#### Raw data ####
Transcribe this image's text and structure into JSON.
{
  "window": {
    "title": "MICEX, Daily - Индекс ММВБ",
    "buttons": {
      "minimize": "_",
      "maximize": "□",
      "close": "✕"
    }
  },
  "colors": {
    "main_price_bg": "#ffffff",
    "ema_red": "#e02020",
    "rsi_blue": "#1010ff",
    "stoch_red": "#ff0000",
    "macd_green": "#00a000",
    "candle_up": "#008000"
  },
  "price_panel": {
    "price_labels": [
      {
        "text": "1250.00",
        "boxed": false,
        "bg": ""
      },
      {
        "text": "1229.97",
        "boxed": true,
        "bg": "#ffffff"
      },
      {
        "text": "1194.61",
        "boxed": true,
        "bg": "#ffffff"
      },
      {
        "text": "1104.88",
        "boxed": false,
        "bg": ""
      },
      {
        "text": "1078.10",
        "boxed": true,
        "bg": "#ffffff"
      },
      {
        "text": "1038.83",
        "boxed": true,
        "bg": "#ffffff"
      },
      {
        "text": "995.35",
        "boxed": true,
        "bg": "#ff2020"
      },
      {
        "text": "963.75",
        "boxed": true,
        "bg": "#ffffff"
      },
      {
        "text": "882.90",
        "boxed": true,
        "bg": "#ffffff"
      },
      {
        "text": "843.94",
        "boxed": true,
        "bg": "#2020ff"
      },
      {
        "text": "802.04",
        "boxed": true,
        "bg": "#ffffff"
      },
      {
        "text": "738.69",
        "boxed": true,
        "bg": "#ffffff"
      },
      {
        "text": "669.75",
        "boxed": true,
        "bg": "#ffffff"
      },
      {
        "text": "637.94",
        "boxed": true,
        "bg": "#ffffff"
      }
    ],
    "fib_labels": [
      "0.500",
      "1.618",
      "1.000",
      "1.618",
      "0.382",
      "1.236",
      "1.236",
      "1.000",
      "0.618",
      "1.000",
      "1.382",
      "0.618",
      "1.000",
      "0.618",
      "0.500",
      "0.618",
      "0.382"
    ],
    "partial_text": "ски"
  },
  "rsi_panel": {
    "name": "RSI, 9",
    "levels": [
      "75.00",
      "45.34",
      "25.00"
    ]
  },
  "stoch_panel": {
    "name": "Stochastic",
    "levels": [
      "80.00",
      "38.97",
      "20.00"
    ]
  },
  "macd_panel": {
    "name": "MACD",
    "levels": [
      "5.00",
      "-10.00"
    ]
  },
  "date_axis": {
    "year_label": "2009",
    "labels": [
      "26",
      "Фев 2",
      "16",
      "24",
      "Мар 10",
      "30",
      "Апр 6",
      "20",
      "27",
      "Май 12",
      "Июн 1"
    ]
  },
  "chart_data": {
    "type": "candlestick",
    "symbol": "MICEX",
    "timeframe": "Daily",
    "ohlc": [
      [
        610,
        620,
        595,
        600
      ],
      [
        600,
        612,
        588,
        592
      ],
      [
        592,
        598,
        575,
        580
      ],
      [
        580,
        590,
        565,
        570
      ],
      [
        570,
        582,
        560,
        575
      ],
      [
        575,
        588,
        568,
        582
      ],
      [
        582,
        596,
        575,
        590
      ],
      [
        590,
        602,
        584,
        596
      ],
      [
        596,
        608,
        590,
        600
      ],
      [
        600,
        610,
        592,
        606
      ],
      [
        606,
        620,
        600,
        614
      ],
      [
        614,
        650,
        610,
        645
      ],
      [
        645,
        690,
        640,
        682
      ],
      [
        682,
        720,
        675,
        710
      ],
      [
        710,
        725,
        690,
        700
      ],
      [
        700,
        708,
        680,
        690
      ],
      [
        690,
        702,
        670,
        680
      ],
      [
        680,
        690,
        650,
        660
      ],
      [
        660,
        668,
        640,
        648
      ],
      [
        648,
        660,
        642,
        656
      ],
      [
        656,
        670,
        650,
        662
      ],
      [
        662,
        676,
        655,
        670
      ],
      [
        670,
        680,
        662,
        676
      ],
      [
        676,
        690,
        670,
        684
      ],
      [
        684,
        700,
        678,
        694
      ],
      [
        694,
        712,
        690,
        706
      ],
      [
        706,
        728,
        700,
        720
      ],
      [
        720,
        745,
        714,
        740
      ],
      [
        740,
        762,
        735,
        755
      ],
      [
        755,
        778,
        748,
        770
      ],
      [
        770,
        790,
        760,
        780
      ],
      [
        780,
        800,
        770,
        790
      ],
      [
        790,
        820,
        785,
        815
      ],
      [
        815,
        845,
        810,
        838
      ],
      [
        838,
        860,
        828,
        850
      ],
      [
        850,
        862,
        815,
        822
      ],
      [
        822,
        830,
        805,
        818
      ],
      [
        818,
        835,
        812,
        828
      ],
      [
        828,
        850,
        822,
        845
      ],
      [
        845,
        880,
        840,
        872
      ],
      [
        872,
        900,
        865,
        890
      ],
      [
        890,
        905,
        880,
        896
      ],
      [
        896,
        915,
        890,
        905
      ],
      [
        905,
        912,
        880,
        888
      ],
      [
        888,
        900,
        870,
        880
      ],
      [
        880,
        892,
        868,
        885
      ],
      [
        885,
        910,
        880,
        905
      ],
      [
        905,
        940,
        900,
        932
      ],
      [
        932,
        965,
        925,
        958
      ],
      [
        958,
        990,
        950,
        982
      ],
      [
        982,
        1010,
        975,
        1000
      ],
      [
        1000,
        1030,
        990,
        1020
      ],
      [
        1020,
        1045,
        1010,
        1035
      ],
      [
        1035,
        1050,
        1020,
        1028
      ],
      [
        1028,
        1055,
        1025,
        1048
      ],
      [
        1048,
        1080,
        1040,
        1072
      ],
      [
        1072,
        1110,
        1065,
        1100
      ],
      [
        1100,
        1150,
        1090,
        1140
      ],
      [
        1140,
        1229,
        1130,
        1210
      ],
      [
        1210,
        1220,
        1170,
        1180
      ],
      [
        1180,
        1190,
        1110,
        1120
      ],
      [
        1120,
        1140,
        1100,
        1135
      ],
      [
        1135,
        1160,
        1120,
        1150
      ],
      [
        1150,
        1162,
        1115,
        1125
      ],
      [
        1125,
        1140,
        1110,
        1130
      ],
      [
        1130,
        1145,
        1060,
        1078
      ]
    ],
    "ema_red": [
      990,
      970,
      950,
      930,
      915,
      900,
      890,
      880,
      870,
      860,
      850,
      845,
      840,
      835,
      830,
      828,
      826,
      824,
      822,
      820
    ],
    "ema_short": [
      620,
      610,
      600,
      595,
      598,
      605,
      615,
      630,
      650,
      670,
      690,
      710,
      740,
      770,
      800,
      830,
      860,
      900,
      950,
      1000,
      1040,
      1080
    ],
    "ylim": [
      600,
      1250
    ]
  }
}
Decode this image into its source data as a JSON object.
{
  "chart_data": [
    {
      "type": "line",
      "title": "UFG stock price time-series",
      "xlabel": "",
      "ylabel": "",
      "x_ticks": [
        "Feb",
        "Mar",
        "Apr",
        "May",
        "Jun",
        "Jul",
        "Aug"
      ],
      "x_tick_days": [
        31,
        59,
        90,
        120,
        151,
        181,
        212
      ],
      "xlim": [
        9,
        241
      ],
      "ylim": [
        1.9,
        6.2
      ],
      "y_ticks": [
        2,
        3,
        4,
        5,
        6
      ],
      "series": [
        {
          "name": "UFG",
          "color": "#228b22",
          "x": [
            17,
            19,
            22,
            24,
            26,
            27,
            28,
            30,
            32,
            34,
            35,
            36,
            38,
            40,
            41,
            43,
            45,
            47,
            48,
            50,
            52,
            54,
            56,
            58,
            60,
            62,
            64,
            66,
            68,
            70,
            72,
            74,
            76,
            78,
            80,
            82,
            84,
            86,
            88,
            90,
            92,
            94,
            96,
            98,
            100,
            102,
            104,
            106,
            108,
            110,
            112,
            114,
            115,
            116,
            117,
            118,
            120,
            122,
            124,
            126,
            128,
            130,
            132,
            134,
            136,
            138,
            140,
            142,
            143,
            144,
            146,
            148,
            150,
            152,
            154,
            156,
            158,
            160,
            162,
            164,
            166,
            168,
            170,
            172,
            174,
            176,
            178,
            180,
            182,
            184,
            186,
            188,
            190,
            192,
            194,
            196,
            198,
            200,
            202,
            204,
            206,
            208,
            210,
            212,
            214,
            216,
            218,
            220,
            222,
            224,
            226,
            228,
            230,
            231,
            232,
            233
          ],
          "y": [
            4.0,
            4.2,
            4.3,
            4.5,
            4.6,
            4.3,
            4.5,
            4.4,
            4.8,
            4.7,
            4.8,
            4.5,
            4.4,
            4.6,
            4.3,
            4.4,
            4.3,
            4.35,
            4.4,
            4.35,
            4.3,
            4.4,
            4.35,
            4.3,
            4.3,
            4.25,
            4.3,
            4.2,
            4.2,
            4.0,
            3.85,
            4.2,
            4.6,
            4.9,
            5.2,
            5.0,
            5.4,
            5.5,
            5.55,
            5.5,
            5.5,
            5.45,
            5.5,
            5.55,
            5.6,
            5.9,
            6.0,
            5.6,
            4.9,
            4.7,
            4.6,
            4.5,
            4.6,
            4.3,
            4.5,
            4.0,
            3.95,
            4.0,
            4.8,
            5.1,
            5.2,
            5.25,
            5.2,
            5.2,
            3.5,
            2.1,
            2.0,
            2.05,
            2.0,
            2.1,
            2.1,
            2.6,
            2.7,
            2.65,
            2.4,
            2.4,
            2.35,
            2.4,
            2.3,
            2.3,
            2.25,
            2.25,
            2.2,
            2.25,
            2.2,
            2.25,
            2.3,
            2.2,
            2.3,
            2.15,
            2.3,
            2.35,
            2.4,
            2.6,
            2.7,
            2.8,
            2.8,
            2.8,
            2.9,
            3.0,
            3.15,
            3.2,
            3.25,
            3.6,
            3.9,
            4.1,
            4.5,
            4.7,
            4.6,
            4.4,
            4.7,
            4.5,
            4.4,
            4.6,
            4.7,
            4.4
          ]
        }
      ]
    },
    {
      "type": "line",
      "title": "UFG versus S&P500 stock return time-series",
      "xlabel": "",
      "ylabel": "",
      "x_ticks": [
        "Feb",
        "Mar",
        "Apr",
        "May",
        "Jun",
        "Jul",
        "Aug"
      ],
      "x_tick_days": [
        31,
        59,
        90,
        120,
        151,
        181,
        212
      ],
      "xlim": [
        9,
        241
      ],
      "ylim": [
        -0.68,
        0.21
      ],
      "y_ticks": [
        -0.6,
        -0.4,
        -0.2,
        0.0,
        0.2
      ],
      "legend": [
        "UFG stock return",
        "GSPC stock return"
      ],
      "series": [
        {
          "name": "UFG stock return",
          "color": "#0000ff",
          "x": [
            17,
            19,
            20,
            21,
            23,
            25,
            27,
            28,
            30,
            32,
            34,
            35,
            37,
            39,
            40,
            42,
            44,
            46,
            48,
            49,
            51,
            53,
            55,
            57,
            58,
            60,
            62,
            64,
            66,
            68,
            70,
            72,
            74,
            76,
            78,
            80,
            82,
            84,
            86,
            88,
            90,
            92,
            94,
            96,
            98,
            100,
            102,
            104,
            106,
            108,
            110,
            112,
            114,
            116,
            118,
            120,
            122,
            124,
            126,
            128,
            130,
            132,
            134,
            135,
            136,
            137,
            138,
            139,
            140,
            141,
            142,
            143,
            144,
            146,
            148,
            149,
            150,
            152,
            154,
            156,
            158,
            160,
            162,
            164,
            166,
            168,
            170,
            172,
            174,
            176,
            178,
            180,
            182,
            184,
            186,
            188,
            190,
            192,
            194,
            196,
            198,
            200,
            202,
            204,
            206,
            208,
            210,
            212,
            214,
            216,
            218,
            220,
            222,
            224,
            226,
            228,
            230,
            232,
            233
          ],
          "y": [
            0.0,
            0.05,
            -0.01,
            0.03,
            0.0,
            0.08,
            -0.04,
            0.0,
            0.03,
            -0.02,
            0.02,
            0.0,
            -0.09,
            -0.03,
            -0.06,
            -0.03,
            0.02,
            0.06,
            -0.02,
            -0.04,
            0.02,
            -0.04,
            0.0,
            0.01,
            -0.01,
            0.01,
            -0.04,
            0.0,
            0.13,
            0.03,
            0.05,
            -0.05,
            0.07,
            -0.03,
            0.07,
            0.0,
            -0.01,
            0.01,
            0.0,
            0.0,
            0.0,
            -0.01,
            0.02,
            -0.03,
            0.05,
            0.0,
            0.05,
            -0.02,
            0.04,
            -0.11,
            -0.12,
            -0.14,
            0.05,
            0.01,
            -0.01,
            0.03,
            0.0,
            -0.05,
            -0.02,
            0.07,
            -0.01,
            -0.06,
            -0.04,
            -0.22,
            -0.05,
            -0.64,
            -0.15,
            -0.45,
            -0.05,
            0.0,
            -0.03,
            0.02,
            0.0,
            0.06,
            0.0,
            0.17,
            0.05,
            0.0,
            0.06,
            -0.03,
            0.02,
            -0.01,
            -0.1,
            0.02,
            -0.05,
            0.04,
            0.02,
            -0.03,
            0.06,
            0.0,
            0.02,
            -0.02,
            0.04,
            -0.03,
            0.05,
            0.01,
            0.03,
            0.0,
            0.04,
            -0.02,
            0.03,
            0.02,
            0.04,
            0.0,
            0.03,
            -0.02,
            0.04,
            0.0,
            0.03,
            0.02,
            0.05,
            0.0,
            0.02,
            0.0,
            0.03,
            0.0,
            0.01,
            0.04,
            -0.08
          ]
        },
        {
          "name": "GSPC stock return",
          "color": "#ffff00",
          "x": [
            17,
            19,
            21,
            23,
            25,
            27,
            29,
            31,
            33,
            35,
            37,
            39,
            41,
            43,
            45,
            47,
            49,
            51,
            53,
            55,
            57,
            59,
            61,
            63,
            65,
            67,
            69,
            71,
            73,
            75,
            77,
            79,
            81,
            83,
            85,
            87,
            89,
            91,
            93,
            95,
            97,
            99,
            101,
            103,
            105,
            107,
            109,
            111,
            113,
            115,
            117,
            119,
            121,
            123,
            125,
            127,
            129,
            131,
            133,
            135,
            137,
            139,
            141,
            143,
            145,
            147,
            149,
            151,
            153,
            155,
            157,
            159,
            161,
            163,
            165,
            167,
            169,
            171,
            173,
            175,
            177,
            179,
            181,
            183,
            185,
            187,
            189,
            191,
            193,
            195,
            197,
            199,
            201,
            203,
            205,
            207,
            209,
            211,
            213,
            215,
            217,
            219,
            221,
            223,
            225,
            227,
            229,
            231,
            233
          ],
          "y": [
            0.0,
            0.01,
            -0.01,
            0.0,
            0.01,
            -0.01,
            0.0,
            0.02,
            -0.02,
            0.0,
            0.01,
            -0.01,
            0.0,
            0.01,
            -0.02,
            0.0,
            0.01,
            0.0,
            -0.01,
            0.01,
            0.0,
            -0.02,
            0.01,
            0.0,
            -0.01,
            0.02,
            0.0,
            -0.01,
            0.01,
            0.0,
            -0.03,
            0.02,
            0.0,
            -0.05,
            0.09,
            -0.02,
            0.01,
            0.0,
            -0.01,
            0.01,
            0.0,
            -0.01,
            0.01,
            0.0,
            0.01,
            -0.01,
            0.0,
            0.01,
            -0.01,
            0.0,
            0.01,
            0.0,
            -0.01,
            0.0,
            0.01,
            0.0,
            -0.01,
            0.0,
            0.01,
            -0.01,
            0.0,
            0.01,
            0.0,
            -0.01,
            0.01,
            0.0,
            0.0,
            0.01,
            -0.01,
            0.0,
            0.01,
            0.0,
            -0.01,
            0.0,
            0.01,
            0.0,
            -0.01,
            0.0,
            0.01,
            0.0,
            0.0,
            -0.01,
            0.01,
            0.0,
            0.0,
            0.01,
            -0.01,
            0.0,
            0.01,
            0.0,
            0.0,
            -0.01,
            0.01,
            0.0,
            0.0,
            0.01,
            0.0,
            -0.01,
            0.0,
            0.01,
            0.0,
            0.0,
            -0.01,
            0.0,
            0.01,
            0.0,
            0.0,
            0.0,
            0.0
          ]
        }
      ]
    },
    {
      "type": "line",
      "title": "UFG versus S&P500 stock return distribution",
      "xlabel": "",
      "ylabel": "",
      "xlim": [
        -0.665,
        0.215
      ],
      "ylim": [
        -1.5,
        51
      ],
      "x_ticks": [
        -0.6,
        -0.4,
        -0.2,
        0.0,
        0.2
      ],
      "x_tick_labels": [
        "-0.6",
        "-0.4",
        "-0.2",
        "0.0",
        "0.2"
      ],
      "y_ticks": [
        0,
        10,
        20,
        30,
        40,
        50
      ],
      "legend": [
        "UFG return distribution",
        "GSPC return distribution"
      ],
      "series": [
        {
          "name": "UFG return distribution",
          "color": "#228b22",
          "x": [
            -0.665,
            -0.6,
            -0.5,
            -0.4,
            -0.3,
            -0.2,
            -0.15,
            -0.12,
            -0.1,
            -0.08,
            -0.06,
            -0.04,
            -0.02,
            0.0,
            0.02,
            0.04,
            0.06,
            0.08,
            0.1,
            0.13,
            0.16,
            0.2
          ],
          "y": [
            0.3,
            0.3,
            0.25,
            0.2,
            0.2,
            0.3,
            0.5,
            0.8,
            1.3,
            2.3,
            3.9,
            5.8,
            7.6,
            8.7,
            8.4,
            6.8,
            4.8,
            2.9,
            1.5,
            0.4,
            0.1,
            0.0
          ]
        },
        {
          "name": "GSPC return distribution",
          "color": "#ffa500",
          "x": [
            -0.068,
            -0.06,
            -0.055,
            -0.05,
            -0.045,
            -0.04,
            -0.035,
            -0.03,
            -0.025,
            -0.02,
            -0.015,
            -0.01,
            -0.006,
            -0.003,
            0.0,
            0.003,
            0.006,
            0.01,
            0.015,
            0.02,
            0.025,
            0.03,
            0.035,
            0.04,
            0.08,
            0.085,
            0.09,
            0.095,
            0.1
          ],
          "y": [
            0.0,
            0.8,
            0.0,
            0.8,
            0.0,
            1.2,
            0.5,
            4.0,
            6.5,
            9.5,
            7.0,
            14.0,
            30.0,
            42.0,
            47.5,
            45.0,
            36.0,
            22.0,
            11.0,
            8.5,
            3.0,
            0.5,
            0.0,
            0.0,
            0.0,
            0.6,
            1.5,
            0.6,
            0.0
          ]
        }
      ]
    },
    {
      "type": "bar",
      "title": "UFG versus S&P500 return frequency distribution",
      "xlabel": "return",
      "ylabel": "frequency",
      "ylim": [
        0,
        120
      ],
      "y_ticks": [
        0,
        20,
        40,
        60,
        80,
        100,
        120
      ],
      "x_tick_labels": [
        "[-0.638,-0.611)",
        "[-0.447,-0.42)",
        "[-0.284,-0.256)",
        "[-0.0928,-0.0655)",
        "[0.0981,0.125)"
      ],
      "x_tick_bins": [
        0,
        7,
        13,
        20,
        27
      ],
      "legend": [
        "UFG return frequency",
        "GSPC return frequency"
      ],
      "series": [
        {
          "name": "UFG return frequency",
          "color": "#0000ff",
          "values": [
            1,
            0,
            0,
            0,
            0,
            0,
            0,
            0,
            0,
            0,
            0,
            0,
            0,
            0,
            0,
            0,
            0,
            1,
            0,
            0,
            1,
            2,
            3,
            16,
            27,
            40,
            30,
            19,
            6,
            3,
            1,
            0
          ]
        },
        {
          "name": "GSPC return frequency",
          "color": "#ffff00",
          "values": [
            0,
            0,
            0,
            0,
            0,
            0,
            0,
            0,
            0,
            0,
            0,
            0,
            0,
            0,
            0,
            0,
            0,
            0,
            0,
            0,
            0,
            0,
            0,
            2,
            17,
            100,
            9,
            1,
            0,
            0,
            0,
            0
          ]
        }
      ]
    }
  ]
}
####
Stated task: Pull out each line holding the string "GSPC".

Problem solution:
        "GSPC stock return"
          "name": "GSPC stock return",
        "GSPC return distribution"
          "name": "GSPC return distribution",
        "GSPC return frequency"
          "name": "GSPC return frequency",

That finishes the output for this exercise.